- Task requirements
Omit the images. Copy each entry word for word.

[Stored records]
^^^^^^^^^^^^^^^^
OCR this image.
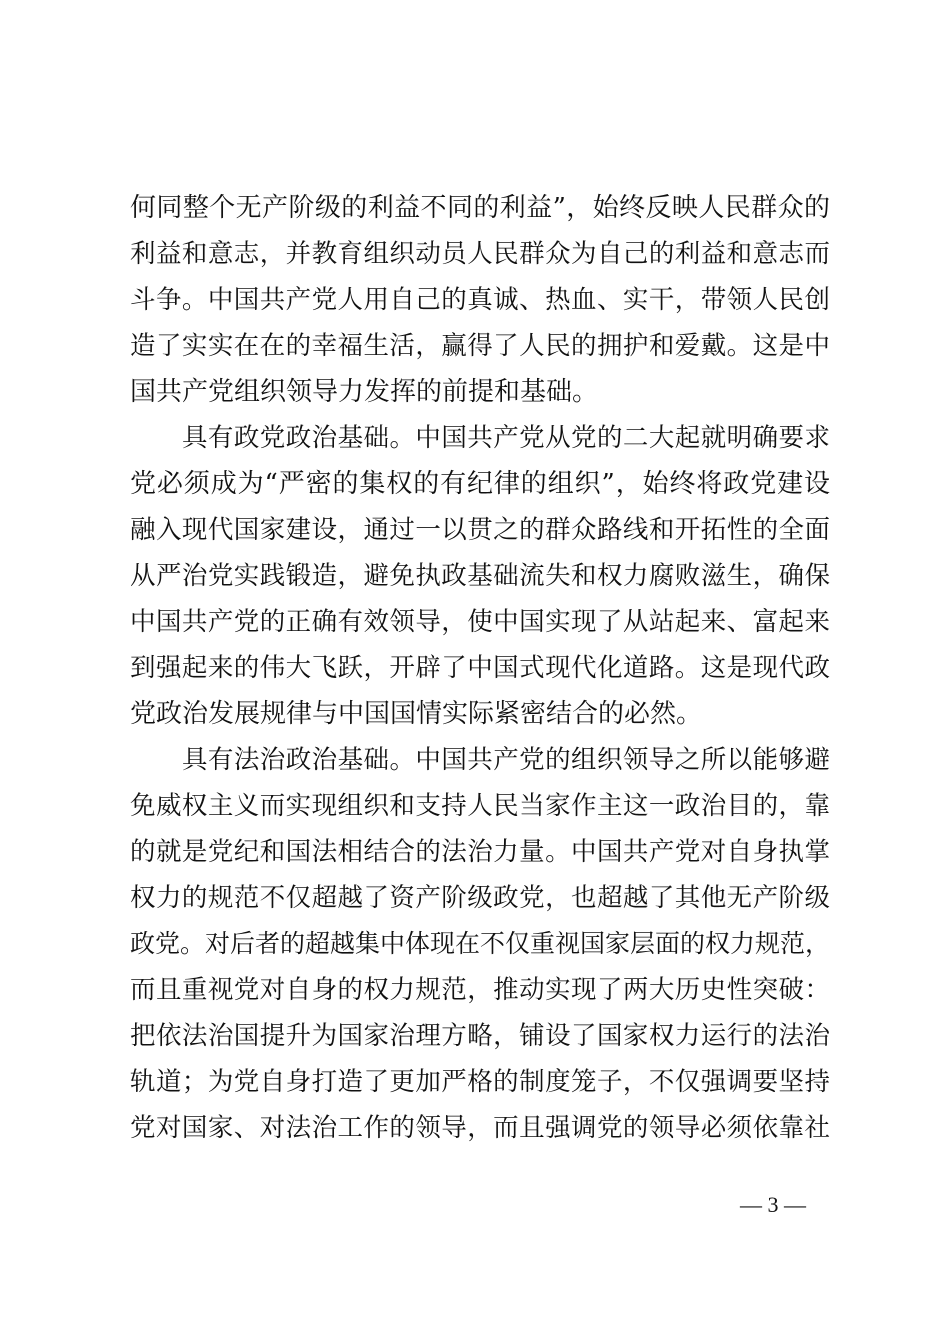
何同整个无产阶级的利益不同的利益”，始终反映人民群众的
利益和意志，并教育组织动员人民群众为自己的利益和意志而
斗争。中国共产党人用自己的真诚、热血、实干，带领人民创
造了实实在在的幸福生活，赢得了人民的拥护和爱戴。这是中
国共产党组织领导力发挥的前提和基础。
具有政党政治基础。中国共产党从党的二大起就明确要求
党必须成为“严密的集权的有纪律的组织”，始终将政党建设
融入现代国家建设，通过一以贯之的群众路线和开拓性的全面
从严治党实践锻造，避免执政基础流失和权力腐败滋生，确保
中国共产党的正确有效领导，使中国实现了从站起来、富起来
到强起来的伟大飞跃，开辟了中国式现代化道路。这是现代政
党政治发展规律与中国国情实际紧密结合的必然。
具有法治政治基础。中国共产党的组织领导之所以能够避
免威权主义而实现组织和支持人民当家作主这一政治目的，靠
的就是党纪和国法相结合的法治力量。中国共产党对自身执掌
权力的规范不仅超越了资产阶级政党，也超越了其他无产阶级
政党。对后者的超越集中体现在不仅重视国家层面的权力规范，
而且重视党对自身的权力规范，推动实现了两大历史性突破：
把依法治国提升为国家治理方略，铺设了国家权力运行的法治
轨道；为党自身打造了更加严格的制度笼子，不仅强调要坚持
党对国家、对法治工作的领导，而且强调党的领导必须依靠社
— 3 —
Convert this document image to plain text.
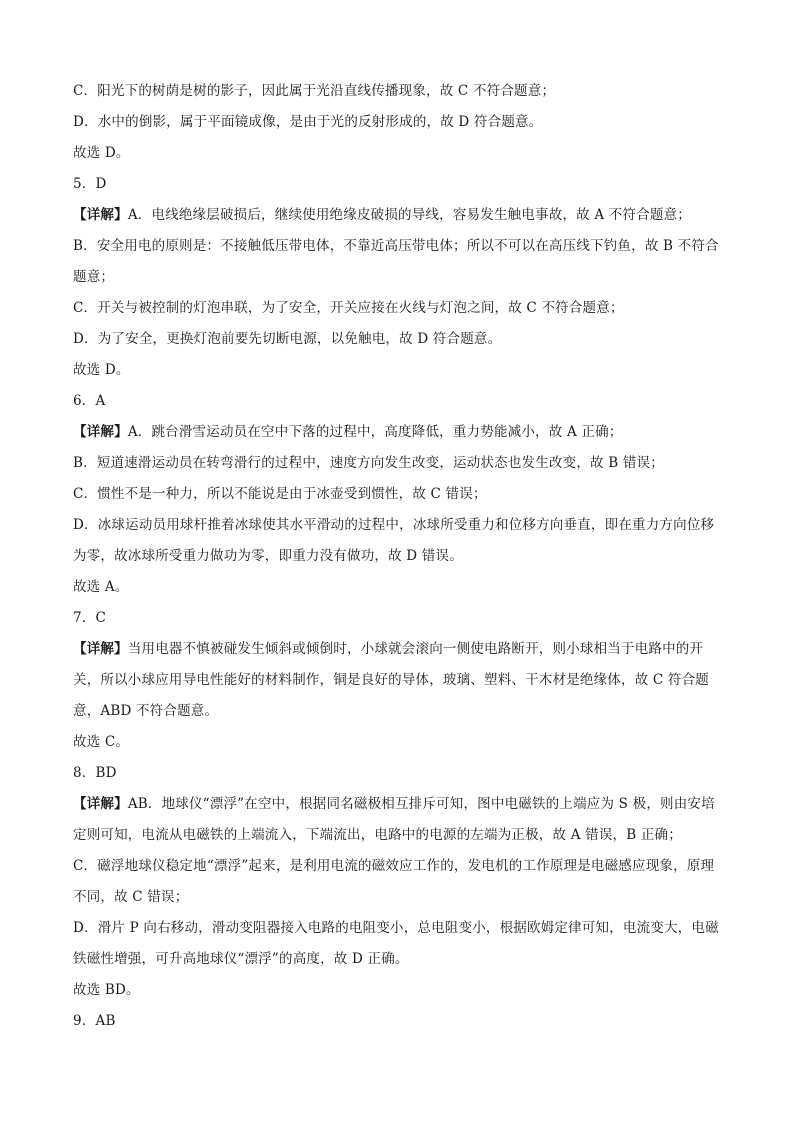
C．阳光下的树荫是树的影子，因此属于光沿直线传播现象，故 C 不符合题意；
D．水中的倒影，属于平面镜成像，是由于光的反射形成的，故 D 符合题意。
故选 D。
5．D
【详解】A．电线绝缘层破损后，继续使用绝缘皮破损的导线，容易发生触电事故，故 A 不符合题意；
B．安全用电的原则是：不接触低压带电体，不靠近高压带电体；所以不可以在高压线下钓鱼，故 B 不符合
题意；
C．开关与被控制的灯泡串联，为了安全，开关应接在火线与灯泡之间，故 C 不符合题意；
D．为了安全，更换灯泡前要先切断电源，以免触电，故 D 符合题意。
故选 D。
6．A
【详解】A．跳台滑雪运动员在空中下落的过程中，高度降低，重力势能减小，故 A 正确；
B．短道速滑运动员在转弯滑行的过程中，速度方向发生改变，运动状态也发生改变，故 B 错误；
C．惯性不是一种力，所以不能说是由于冰壶受到惯性，故 C 错误；
D．冰球运动员用球杆推着冰球使其水平滑动的过程中，冰球所受重力和位移方向垂直，即在重力方向位移
为零，故冰球所受重力做功为零，即重力没有做功，故 D 错误。
故选 A。
7．C
【详解】当用电器不慎被碰发生倾斜或倾倒时，小球就会滚向一侧使电路断开，则小球相当于电路中的开
关，所以小球应用导电性能好的材料制作，铜是良好的导体，玻璃、塑料、干木材是绝缘体，故 C 符合题
意，ABD 不符合题意。
故选 C。
8．BD
【详解】AB．地球仪“漂浮”在空中，根据同名磁极相互排斥可知，图中电磁铁的上端应为 S 极，则由安培
定则可知，电流从电磁铁的上端流入，下端流出，电路中的电源的左端为正极，故 A 错误，B 正确；
C．磁浮地球仪稳定地“漂浮”起来，是利用电流的磁效应工作的，发电机的工作原理是电磁感应现象，原理
不同，故 C 错误；
D．滑片 P 向右移动，滑动变阻器接入电路的电阻变小，总电阻变小，根据欧姆定律可知，电流变大，电磁
铁磁性增强，可升高地球仪“漂浮”的高度，故 D 正确。
故选 BD。
9．AB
^^^^^^^^^^^^^^^^
- Written response
OCR this image.
何同整个无产阶级的利益不同的利益”，始终反映人民群众的
利益和意志，并教育组织动员人民群众为自己的利益和意志而
斗争。中国共产党人用自己的真诚、热血、实干，带领人民创
造了实实在在的幸福生活，赢得了人民的拥护和爱戴。这是中
国共产党组织领导力发挥的前提和基础。
具有政党政治基础。中国共产党从党的二大起就明确要求
党必须成为“严密的集权的有纪律的组织”，始终将政党建设
融入现代国家建设，通过一以贯之的群众路线和开拓性的全面
从严治党实践锻造，避免执政基础流失和权力腐败滋生，确保
中国共产党的正确有效领导，使中国实现了从站起来、富起来
到强起来的伟大飞跃，开辟了中国式现代化道路。这是现代政
党政治发展规律与中国国情实际紧密结合的必然。
具有法治政治基础。中国共产党的组织领导之所以能够避
免威权主义而实现组织和支持人民当家作主这一政治目的，靠
的就是党纪和国法相结合的法治力量。中国共产党对自身执掌
权力的规范不仅超越了资产阶级政党，也超越了其他无产阶级
政党。对后者的超越集中体现在不仅重视国家层面的权力规范，
而且重视党对自身的权力规范，推动实现了两大历史性突破：
把依法治国提升为国家治理方略，铺设了国家权力运行的法治
轨道；为党自身打造了更加严格的制度笼子，不仅强调要坚持
党对国家、对法治工作的领导，而且强调党的领导必须依靠社
— 3 —
Convert this document image to plain text.
C．阳光下的树荫是树的影子，因此属于光沿直线传播现象，故 C 不符合题意；
D．水中的倒影，属于平面镜成像，是由于光的反射形成的，故 D 符合题意。
故选 D。
5．D
【详解】A．电线绝缘层破损后，继续使用绝缘皮破损的导线，容易发生触电事故，故 A 不符合题意；
B．安全用电的原则是：不接触低压带电体，不靠近高压带电体；所以不可以在高压线下钓鱼，故 B 不符合
题意；
C．开关与被控制的灯泡串联，为了安全，开关应接在火线与灯泡之间，故 C 不符合题意；
D．为了安全，更换灯泡前要先切断电源，以免触电，故 D 符合题意。
故选 D。
6．A
【详解】A．跳台滑雪运动员在空中下落的过程中，高度降低，重力势能减小，故 A 正确；
B．短道速滑运动员在转弯滑行的过程中，速度方向发生改变，运动状态也发生改变，故 B 错误；
C．惯性不是一种力，所以不能说是由于冰壶受到惯性，故 C 错误；
D．冰球运动员用球杆推着冰球使其水平滑动的过程中，冰球所受重力和位移方向垂直，即在重力方向位移
为零，故冰球所受重力做功为零，即重力没有做功，故 D 错误。
故选 A。
7．C
【详解】当用电器不慎被碰发生倾斜或倾倒时，小球就会滚向一侧使电路断开，则小球相当于电路中的开
关，所以小球应用导电性能好的材料制作，铜是良好的导体，玻璃、塑料、干木材是绝缘体，故 C 符合题
意，ABD 不符合题意。
故选 C。
8．BD
【详解】AB．地球仪“漂浮”在空中，根据同名磁极相互排斥可知，图中电磁铁的上端应为 S 极，则由安培
定则可知，电流从电磁铁的上端流入，下端流出，电路中的电源的左端为正极，故 A 错误，B 正确；
C．磁浮地球仪稳定地“漂浮”起来，是利用电流的磁效应工作的，发电机的工作原理是电磁感应现象，原理
不同，故 C 错误；
D．滑片 P 向右移动，滑动变阻器接入电路的电阻变小，总电阻变小，根据欧姆定律可知，电流变大，电磁
铁磁性增强，可升高地球仪“漂浮”的高度，故 D 正确。
故选 BD。
9．AB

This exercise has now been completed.